* START Records *

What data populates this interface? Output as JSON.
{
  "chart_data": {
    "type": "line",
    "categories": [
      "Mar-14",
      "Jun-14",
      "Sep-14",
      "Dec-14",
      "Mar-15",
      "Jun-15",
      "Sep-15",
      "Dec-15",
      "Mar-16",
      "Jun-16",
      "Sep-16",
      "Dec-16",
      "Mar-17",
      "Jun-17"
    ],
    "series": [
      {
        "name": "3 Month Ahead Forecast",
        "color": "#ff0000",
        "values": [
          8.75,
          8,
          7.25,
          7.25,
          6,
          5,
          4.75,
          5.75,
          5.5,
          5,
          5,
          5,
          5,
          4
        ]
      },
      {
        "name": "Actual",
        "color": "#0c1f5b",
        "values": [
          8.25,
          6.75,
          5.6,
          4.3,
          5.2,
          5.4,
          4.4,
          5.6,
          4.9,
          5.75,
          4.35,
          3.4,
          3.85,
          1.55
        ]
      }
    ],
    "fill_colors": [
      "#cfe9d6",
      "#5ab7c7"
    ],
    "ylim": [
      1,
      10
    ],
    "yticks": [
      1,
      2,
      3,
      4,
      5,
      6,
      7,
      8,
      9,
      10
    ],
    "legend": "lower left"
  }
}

* END Records *
* START Records *

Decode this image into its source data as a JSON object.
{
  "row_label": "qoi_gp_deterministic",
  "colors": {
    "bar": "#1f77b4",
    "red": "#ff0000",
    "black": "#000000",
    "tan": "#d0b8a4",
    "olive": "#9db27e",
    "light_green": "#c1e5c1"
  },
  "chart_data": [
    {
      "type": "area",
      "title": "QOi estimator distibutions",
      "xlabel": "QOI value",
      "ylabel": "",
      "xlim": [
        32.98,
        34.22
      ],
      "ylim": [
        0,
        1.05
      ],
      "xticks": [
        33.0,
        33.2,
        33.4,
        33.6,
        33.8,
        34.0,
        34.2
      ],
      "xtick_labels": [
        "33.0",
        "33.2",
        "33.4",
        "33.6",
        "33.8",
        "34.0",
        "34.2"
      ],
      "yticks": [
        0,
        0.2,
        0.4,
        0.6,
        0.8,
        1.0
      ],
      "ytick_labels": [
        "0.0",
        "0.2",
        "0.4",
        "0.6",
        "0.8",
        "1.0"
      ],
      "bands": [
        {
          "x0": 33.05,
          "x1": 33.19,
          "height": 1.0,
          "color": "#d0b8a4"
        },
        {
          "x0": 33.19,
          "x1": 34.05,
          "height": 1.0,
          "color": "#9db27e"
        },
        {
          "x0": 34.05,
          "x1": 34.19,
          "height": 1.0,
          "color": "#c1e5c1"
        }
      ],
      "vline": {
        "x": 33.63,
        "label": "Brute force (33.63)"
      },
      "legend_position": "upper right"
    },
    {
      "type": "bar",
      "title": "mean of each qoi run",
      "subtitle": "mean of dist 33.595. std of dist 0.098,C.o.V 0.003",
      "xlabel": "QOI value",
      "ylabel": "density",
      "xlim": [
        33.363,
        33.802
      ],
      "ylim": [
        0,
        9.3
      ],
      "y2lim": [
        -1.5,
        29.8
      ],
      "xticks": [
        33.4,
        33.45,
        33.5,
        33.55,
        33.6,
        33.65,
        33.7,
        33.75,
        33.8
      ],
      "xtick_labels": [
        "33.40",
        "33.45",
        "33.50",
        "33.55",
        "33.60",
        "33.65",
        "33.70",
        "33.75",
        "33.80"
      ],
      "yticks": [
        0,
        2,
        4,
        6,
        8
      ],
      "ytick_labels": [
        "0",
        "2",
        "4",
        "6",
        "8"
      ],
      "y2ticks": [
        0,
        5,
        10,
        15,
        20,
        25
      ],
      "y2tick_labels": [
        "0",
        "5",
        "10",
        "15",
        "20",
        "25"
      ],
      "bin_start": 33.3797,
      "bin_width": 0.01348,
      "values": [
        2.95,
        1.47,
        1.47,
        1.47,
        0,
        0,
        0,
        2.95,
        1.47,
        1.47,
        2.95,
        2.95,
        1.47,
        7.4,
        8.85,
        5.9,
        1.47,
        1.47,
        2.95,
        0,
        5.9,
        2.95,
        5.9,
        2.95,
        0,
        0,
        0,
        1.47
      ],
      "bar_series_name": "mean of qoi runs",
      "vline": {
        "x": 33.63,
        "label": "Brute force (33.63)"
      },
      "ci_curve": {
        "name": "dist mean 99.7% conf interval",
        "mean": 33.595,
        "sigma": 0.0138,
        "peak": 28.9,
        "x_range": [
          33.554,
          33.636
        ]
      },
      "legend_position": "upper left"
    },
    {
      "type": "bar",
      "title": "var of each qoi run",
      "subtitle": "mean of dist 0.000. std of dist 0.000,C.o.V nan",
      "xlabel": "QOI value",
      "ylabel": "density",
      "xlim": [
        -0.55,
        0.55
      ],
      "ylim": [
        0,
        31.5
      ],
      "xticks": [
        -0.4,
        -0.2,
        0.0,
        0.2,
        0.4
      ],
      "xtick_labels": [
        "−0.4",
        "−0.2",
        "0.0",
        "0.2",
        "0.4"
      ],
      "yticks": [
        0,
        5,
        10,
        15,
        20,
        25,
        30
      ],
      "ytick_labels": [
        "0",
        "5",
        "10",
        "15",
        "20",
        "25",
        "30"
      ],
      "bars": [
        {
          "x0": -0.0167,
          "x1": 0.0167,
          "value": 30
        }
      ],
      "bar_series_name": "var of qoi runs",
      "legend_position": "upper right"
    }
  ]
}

* END Records *

# Objective
Scan the entries above and work out how many lines include the word "each"; the reply is that number alone.

# Completed task
2